WORK TO BE COMPLETED => Using the data below, copy every line that contains the word "Oktober".

MATERIAL SHOWN =>
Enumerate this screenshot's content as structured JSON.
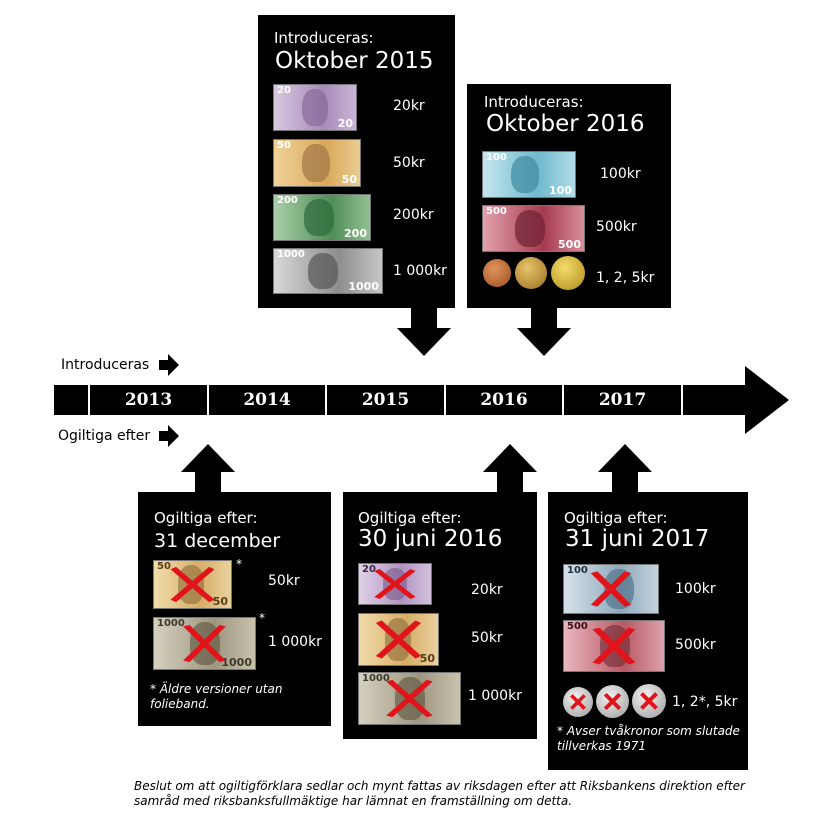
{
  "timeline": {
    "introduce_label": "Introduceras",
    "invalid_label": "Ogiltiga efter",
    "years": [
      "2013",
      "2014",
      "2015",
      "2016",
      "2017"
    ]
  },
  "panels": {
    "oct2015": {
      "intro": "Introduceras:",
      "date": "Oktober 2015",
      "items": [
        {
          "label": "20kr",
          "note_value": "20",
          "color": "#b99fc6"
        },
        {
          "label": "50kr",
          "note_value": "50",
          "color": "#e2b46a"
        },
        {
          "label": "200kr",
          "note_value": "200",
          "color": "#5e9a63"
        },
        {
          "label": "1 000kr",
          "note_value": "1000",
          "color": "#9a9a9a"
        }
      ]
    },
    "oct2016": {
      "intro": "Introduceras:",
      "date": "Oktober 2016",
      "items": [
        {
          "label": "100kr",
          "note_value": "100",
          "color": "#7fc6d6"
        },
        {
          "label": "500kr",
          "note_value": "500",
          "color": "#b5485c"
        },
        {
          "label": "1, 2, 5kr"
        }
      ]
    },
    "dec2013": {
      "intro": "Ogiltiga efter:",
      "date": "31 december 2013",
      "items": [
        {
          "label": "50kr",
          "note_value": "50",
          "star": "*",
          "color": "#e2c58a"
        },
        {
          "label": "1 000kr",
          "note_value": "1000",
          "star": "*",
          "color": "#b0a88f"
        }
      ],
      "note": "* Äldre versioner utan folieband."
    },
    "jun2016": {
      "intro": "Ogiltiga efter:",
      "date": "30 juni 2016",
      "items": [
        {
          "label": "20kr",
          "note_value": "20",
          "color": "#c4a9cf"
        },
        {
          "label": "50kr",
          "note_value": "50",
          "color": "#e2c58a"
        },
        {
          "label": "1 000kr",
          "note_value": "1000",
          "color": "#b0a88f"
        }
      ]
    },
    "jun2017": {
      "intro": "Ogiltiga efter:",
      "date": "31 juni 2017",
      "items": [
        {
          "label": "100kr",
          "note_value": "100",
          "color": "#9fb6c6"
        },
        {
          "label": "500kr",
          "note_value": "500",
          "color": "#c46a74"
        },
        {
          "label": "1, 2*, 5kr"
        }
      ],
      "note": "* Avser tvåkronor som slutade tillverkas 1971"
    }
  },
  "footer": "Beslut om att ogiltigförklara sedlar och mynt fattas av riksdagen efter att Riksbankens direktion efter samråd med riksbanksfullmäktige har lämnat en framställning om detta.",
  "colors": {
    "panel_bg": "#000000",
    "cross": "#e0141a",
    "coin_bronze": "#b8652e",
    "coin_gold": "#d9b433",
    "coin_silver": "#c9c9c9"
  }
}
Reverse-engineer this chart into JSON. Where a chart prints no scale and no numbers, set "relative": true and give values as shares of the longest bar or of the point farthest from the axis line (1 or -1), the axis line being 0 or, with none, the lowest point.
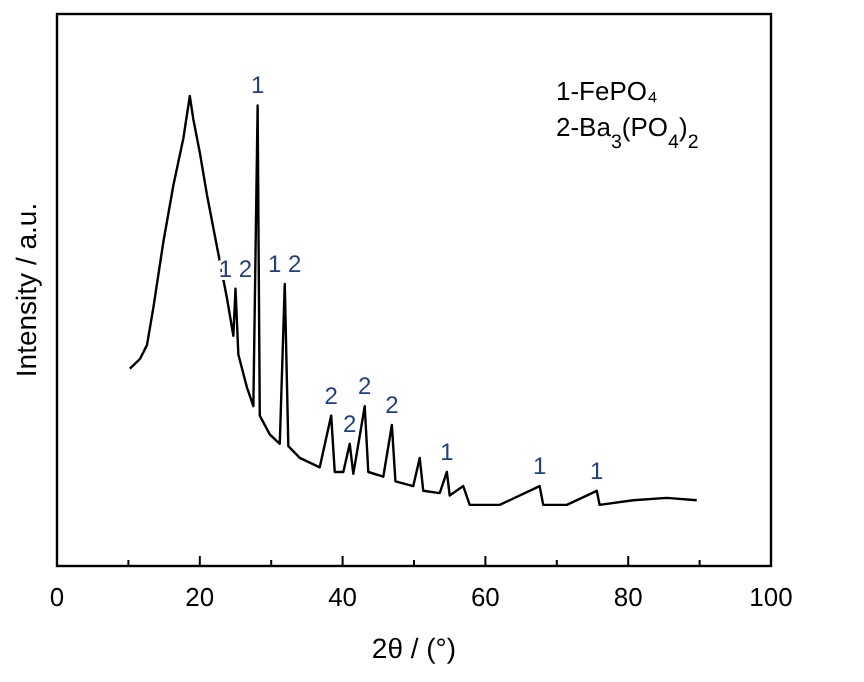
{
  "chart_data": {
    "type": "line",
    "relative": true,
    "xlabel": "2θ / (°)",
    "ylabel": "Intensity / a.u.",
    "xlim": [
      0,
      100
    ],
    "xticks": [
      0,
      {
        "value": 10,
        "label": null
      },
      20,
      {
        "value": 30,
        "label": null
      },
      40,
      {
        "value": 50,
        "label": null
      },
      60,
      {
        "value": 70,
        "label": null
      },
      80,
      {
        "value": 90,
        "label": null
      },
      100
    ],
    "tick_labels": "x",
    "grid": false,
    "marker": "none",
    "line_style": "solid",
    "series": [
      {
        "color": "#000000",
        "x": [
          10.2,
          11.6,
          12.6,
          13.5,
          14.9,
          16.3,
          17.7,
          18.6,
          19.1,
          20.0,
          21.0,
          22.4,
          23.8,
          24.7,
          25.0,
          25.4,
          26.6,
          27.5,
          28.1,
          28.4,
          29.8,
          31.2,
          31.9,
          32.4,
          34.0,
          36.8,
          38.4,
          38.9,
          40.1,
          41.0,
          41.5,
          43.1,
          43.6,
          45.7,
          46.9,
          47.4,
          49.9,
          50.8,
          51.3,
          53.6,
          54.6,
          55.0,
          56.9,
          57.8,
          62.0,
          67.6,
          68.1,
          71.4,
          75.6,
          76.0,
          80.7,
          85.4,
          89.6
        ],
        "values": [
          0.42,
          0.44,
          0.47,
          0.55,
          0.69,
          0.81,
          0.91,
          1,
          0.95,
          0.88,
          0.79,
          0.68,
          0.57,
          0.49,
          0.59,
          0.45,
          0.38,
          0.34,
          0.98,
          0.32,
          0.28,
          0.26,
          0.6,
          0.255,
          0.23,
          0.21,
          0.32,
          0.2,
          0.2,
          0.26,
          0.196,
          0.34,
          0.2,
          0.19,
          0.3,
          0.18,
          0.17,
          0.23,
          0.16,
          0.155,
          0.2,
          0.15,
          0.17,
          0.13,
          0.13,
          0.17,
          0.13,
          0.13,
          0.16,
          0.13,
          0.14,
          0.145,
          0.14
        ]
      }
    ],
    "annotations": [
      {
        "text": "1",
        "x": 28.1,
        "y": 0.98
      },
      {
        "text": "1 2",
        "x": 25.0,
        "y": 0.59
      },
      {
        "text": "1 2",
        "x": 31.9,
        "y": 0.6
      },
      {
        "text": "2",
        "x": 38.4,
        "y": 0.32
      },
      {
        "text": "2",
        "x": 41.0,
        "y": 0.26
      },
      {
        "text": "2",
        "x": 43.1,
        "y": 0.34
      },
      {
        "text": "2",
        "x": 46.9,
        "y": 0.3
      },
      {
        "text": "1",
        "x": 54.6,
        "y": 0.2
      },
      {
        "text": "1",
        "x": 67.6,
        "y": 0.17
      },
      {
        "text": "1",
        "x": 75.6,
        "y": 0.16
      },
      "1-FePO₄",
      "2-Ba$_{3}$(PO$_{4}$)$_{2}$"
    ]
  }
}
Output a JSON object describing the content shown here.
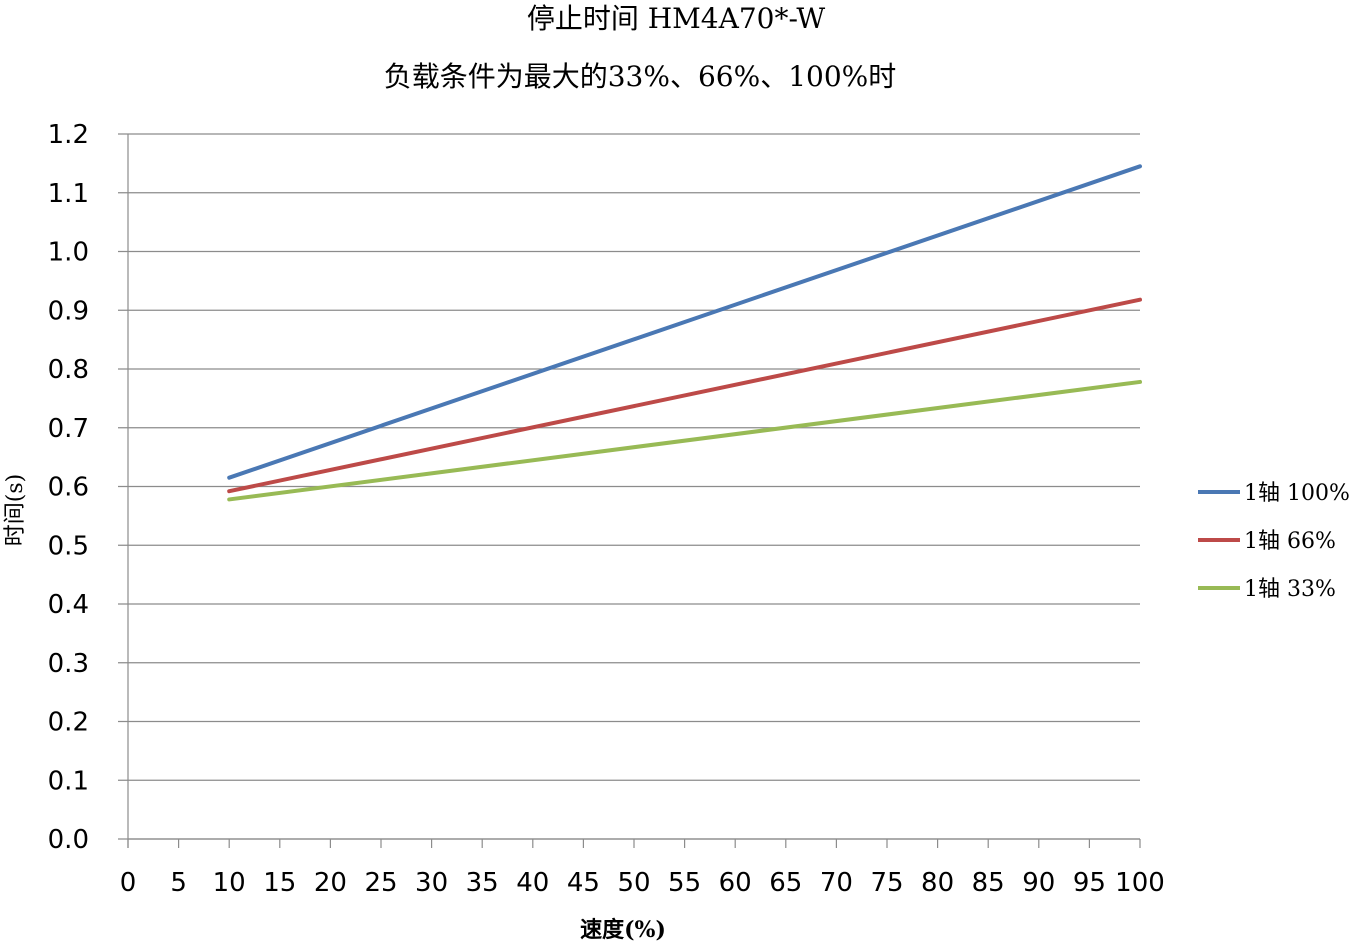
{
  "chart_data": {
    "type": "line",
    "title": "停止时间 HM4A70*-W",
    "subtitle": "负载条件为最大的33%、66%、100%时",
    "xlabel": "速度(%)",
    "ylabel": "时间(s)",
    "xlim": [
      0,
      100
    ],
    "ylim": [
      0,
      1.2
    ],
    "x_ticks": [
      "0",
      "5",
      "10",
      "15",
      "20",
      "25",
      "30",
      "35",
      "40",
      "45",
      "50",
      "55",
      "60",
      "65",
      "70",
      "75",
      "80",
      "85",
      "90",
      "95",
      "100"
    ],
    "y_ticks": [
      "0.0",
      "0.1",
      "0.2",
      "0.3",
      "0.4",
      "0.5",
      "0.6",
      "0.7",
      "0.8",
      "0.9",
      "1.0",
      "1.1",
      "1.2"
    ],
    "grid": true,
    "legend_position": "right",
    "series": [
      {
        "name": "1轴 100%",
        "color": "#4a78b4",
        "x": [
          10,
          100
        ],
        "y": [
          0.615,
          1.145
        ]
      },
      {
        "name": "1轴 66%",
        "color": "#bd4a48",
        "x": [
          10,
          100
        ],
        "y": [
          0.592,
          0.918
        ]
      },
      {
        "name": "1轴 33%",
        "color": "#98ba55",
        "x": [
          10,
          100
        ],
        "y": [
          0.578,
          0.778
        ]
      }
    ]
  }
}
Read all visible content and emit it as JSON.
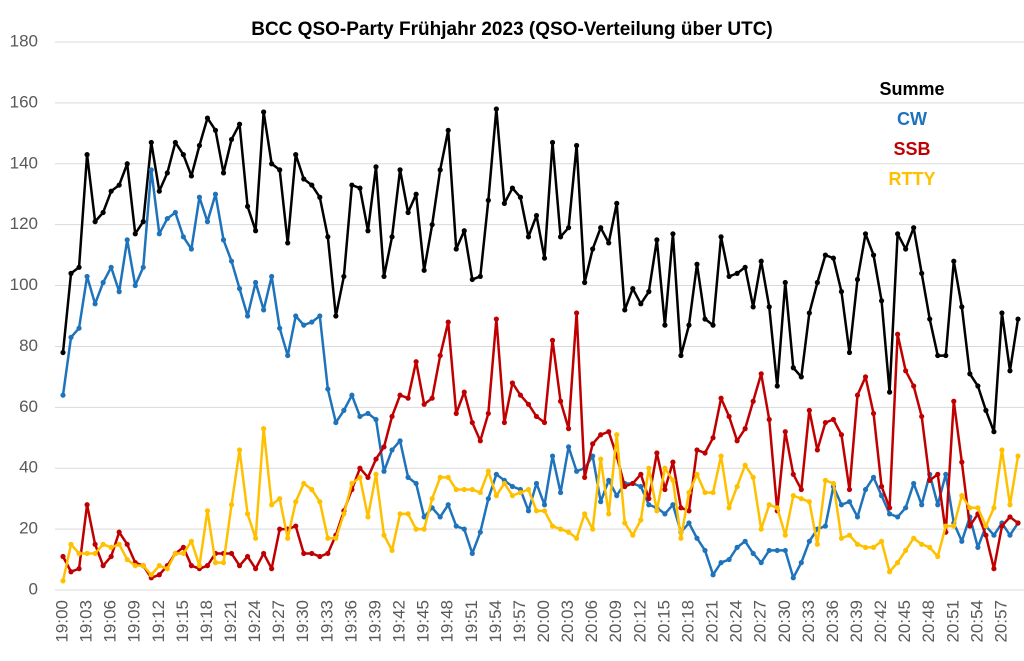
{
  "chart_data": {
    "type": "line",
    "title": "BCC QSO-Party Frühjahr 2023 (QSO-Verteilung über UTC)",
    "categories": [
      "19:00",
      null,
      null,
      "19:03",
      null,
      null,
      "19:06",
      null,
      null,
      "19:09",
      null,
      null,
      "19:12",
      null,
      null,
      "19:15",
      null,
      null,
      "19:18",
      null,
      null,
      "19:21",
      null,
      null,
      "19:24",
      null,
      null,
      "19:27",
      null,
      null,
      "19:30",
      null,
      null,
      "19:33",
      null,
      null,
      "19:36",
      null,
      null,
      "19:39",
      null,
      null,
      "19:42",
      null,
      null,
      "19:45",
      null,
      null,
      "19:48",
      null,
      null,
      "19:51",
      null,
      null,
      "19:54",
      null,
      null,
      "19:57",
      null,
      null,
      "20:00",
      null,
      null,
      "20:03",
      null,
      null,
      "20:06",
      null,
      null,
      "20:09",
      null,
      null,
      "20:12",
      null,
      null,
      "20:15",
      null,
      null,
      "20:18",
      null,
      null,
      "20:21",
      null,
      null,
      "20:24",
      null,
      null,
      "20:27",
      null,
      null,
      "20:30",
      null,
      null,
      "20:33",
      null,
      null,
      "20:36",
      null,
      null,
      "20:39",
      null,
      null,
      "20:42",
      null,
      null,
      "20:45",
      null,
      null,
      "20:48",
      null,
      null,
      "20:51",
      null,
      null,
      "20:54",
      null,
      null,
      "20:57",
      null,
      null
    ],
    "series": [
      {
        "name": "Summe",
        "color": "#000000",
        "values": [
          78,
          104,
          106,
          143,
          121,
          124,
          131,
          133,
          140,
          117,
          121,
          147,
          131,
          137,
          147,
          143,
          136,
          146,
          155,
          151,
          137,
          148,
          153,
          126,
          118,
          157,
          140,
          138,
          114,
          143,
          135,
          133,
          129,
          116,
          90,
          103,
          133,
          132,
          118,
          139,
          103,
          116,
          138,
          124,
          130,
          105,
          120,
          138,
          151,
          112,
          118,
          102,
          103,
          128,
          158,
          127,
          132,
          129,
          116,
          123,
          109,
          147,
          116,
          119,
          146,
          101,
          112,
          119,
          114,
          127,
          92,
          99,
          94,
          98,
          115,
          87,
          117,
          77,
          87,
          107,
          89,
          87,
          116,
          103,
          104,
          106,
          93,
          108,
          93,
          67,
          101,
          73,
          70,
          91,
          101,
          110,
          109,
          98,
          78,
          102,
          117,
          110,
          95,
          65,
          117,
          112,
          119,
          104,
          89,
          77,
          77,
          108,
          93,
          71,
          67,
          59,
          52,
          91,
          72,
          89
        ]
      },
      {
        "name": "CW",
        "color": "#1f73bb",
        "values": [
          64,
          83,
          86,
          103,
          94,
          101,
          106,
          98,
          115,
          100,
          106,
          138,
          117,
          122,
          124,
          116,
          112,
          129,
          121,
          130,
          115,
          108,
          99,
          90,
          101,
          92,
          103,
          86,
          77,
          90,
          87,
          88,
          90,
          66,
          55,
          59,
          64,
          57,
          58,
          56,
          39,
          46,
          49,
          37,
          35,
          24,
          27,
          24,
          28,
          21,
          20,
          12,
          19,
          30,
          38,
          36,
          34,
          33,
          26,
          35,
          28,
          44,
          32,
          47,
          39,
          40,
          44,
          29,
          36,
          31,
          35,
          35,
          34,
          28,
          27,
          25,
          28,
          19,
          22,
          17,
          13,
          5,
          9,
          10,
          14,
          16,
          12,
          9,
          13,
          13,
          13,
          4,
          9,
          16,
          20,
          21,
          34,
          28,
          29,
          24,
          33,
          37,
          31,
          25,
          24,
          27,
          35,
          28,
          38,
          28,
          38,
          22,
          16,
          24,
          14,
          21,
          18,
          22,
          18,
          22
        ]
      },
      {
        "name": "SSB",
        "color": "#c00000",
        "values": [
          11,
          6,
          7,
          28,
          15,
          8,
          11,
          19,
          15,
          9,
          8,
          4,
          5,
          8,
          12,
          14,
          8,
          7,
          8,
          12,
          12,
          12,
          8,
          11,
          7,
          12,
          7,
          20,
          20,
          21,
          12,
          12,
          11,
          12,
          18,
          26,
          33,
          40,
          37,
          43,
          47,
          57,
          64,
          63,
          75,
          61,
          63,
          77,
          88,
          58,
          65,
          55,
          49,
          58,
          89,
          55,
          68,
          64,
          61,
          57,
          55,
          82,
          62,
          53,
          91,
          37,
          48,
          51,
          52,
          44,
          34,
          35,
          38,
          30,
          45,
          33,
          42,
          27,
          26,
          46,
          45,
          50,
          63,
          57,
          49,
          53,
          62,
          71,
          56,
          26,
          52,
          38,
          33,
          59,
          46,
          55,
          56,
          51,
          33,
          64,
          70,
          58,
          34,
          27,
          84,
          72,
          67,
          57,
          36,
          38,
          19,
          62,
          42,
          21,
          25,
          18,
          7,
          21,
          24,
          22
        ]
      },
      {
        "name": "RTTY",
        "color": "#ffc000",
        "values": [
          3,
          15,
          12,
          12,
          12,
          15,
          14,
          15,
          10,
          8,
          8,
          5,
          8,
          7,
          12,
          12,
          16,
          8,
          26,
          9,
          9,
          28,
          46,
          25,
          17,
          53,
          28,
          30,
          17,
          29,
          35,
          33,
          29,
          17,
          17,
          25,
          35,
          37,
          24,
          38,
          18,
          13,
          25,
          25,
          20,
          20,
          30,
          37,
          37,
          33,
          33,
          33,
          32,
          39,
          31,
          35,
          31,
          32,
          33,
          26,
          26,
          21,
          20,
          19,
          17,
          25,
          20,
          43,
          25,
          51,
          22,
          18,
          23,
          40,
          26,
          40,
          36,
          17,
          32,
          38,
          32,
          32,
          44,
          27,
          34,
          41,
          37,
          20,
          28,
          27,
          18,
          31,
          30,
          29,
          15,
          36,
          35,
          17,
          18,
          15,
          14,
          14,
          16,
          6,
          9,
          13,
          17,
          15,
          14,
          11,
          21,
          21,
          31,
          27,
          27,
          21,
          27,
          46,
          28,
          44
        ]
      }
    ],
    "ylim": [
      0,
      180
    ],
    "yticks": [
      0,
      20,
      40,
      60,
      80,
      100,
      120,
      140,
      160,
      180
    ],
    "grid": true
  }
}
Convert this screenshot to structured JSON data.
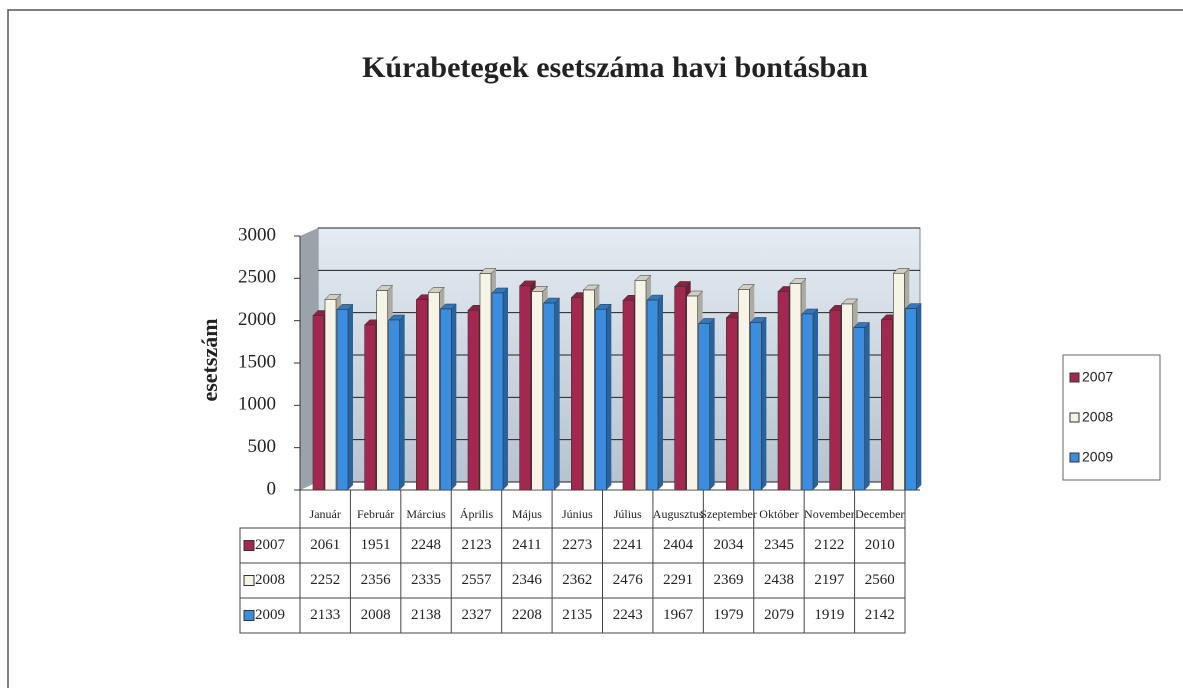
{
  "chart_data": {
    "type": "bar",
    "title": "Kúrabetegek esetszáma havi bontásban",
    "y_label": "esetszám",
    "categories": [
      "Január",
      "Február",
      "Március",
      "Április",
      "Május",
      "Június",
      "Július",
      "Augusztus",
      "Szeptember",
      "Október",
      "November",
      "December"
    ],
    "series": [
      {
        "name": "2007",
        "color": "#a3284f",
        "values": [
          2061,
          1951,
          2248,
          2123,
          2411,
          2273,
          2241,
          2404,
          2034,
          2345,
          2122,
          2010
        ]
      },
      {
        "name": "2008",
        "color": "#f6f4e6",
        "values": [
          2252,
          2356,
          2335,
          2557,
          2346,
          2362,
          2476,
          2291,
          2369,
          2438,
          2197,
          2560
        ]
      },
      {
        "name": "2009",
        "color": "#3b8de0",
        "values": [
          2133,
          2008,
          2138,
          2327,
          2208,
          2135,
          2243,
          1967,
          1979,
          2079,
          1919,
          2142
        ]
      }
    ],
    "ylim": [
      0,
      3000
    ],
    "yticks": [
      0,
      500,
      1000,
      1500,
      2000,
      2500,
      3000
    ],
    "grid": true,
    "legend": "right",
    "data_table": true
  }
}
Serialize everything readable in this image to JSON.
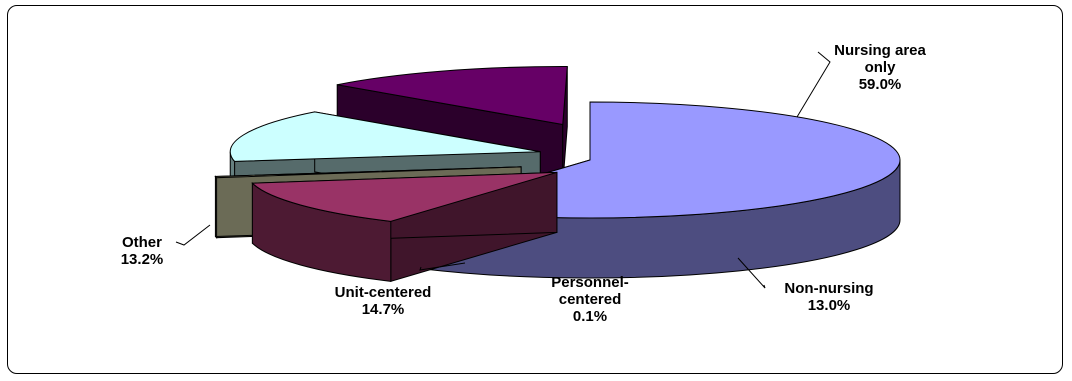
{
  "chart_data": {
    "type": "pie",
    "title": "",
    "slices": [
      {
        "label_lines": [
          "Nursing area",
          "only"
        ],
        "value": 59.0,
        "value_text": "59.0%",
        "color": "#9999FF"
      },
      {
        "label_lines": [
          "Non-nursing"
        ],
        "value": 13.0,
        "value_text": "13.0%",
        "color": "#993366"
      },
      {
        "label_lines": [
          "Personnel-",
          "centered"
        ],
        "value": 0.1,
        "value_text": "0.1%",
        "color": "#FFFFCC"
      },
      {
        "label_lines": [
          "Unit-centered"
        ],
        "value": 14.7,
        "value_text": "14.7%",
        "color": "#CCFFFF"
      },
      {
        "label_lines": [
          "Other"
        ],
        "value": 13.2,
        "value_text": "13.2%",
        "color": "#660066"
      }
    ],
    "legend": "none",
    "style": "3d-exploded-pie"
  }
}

OUTPUT =>
      "date": "Oktober 2015",
      "date": "Oktober 2016",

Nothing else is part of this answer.